▶ EXERCISE TASK: Lay out the stretch of records from the line containing "- legend-ukupna: Ukupna" through the line containing "- precip-convective-bar: [687, 796, 692, 818]", both included, as a numbered list, omitting any blank lines and nothing else.

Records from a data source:

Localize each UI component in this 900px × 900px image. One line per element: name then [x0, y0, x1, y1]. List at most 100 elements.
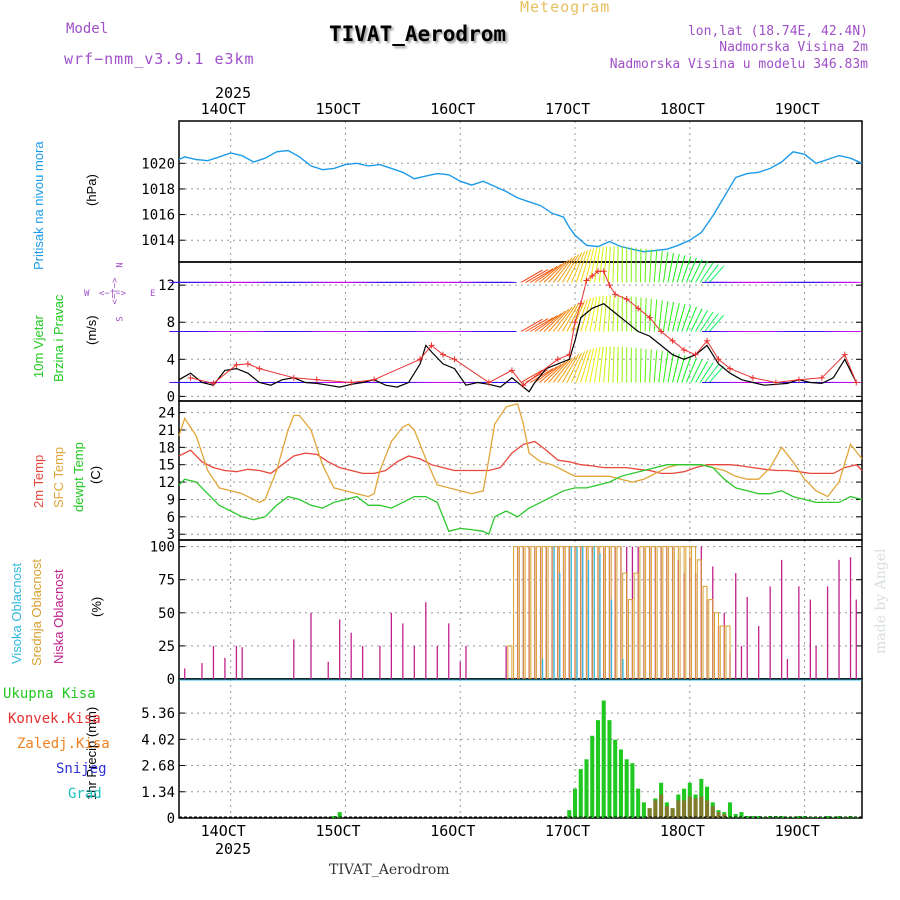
- legend-ukupna: Ukupna Kisa: [3, 686, 96, 702]
- precip-convective-bar: [647, 808, 652, 818]
- wind-barb: [612, 295, 615, 332]
- cloud-mid-bar: [673, 546, 679, 679]
- page-title: TIVAT_Aerodrom: [329, 22, 507, 46]
- wind-barb: [603, 295, 608, 332]
- wind-barb: [685, 357, 697, 383]
- wind-barb: [584, 248, 595, 283]
- wind-barb: [529, 317, 554, 332]
- wind-gust-marker: [572, 319, 579, 326]
- wind-barb: [589, 296, 598, 332]
- wind-barb: [708, 314, 725, 332]
- cloud-mid-bar: [650, 546, 656, 679]
- wind-barb: [699, 262, 714, 283]
- legend-snijeg: Snijeg: [56, 761, 107, 777]
- wind-barb: [534, 266, 558, 283]
- wind-gust-marker: [704, 337, 711, 344]
- wind-barb: [667, 252, 675, 283]
- wind-gust-marker: [485, 379, 492, 386]
- cloud-mid-bar: [691, 546, 697, 679]
- y-tick-label: 2.68: [141, 759, 175, 775]
- wind-gust-marker: [428, 342, 435, 349]
- wind-barb: [639, 297, 642, 332]
- pressure-line: [178, 149, 863, 253]
- precip-total-bar: [590, 735, 595, 818]
- wind-gust-marker: [853, 379, 860, 386]
- wind-barb: [695, 360, 709, 383]
- wind-barb: [571, 351, 586, 383]
- cloud-mid-bar: [639, 546, 645, 679]
- temp-2m-line: [178, 440, 863, 475]
- wind-gust-marker: [451, 356, 458, 363]
- cloud-mid-bar: [564, 546, 570, 679]
- precip-total-bar: [613, 739, 618, 818]
- cloud-mid-bar: [702, 585, 708, 679]
- bottom-time-tick-label: 14OCT: [201, 822, 246, 840]
- precip-total-bar: [641, 802, 646, 818]
- y-tick-label: 0: [167, 672, 175, 688]
- wind-barb: [603, 346, 608, 383]
- wind-barb: [681, 305, 692, 332]
- wind-gust-marker: [520, 382, 527, 389]
- panel-frame-temp: [178, 400, 863, 541]
- footer-station: TIVAT_Aerodrom: [329, 862, 450, 878]
- wind-barb: [557, 355, 576, 383]
- precip-total-bar: [595, 720, 601, 818]
- precip-convective-bar: [687, 796, 692, 818]
- wind-barb: [649, 249, 652, 283]
- wind-barb: [667, 301, 675, 332]
- wind-gust-marker: [681, 347, 688, 354]
- wind-barb: [685, 257, 697, 283]
- wind-barb: [708, 365, 725, 383]
- wind-barb: [658, 351, 663, 383]
- wind-gust-marker: [233, 361, 240, 368]
- wind-barb: [534, 315, 558, 332]
- bottom-year-label: 2025: [215, 840, 252, 858]
- wind-barb: [676, 255, 686, 283]
- wind-barb: [539, 363, 562, 383]
- legend-zaledj: Zaledj.Kisa: [17, 736, 110, 752]
- cloud-mid-bar: [633, 572, 639, 679]
- wind-barb: [566, 301, 583, 332]
- precip-total-bar: [825, 816, 830, 818]
- wind-barb: [676, 355, 686, 383]
- cloud-mid-bar: [679, 546, 685, 679]
- wind-barb: [690, 259, 703, 283]
- cloud-mid-bar: [622, 572, 628, 679]
- precip-total-bar: [727, 802, 733, 818]
- y-tick-label: 50: [158, 606, 175, 622]
- cloud-mid-bar: [530, 546, 536, 679]
- wind-gust-marker: [371, 376, 378, 383]
- wind-barb: [612, 246, 615, 283]
- elevation-label: Nadmorska Visina 2m: [719, 40, 868, 55]
- precip-total-bar: [618, 749, 623, 818]
- precip-total-bar: [624, 759, 629, 818]
- wind-barb: [561, 354, 580, 383]
- wind-barb: [529, 268, 554, 283]
- top-time-tick-label: 14OCT: [201, 100, 246, 118]
- wind-barb: [520, 369, 543, 383]
- wind-gust-marker: [417, 356, 424, 363]
- precip-convective-bar: [676, 800, 681, 818]
- wind-barb: [672, 253, 680, 283]
- wind-barb: [653, 350, 658, 383]
- bottom-time-tick-label: 18OCT: [660, 822, 705, 840]
- cloud-mid-bar: [645, 546, 651, 679]
- wind-gust-marker: [210, 380, 217, 387]
- cloud-mid-bar: [714, 612, 720, 679]
- wind-barb: [616, 295, 619, 332]
- wind-barb: [662, 251, 669, 283]
- wind-gust-marker: [187, 374, 194, 381]
- wind-barb: [584, 297, 595, 332]
- precip-convective-bar: [699, 796, 704, 818]
- wind-gust-marker: [612, 291, 619, 298]
- wind-barb: [575, 249, 589, 283]
- bottom-time-tick-label: 19OCT: [775, 822, 820, 840]
- y-tick-label: 21: [158, 423, 175, 439]
- wind-gust-marker: [818, 374, 825, 381]
- precip-total-bar: [750, 816, 755, 818]
- cloud-mid-bar: [662, 546, 668, 679]
- bottom-time-tick-label: 17OCT: [545, 822, 590, 840]
- wind-barb: [529, 368, 554, 383]
- wind-gust-marker: [669, 337, 676, 344]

▶ WRITTEN REPLY:
1. - legend-ukupna: Ukupna Kisa: [3, 686, 96, 702]
2. - precip-convective-bar: [647, 808, 652, 818]
3. - wind-barb: [612, 295, 615, 332]
4. - cloud-mid-bar: [673, 546, 679, 679]
5. - page-title: TIVAT_Aerodrom: [329, 22, 507, 46]
6. - wind-barb: [603, 295, 608, 332]
7. - wind-barb: [685, 357, 697, 383]
8. - wind-barb: [584, 248, 595, 283]
9. - wind-barb: [529, 317, 554, 332]
10. - wind-gust-marker: [572, 319, 579, 326]
11. - wind-barb: [589, 296, 598, 332]
12. - wind-barb: [708, 314, 725, 332]
13. - cloud-mid-bar: [650, 546, 656, 679]
14. - wind-barb: [699, 262, 714, 283]
15. - legend-snijeg: Snijeg: [56, 761, 107, 777]
16. - wind-barb: [534, 266, 558, 283]
17. - wind-gust-marker: [704, 337, 711, 344]
18. - wind-barb: [667, 252, 675, 283]
19. - wind-gust-marker: [485, 379, 492, 386]
20. - cloud-mid-bar: [691, 546, 697, 679]
21. - y-tick-label: 2.68: [141, 759, 175, 775]
22. - wind-gust-marker: [428, 342, 435, 349]
23. - wind-barb: [639, 297, 642, 332]
24. - pressure-line: [178, 149, 863, 253]
25. - precip-total-bar: [590, 735, 595, 818]
26. - wind-gust-marker: [853, 379, 860, 386]
27. - wind-barb: [695, 360, 709, 383]
28. - wind-barb: [571, 351, 586, 383]
29. - cloud-mid-bar: [639, 546, 645, 679]
30. - temp-2m-line: [178, 440, 863, 475]
31. - wind-gust-marker: [451, 356, 458, 363]
32. - cloud-mid-bar: [564, 546, 570, 679]
33. - precip-total-bar: [613, 739, 618, 818]
34. - cloud-mid-bar: [702, 585, 708, 679]
35. - bottom-time-tick-label: 14OCT: [201, 822, 246, 840]
36. - precip-total-bar: [641, 802, 646, 818]
37. - y-tick-label: 0: [167, 672, 175, 688]
38. - wind-barb: [603, 346, 608, 383]
39. - wind-barb: [681, 305, 692, 332]
40. - wind-gust-marker: [520, 382, 527, 389]
41. - panel-frame-temp: [178, 400, 863, 541]
42. - footer-station: TIVAT_Aerodrom: [329, 862, 450, 878]
43. - wind-barb: [557, 355, 576, 383]
44. - precip-total-bar: [595, 720, 601, 818]
45. - precip-convective-bar: [687, 796, 692, 818]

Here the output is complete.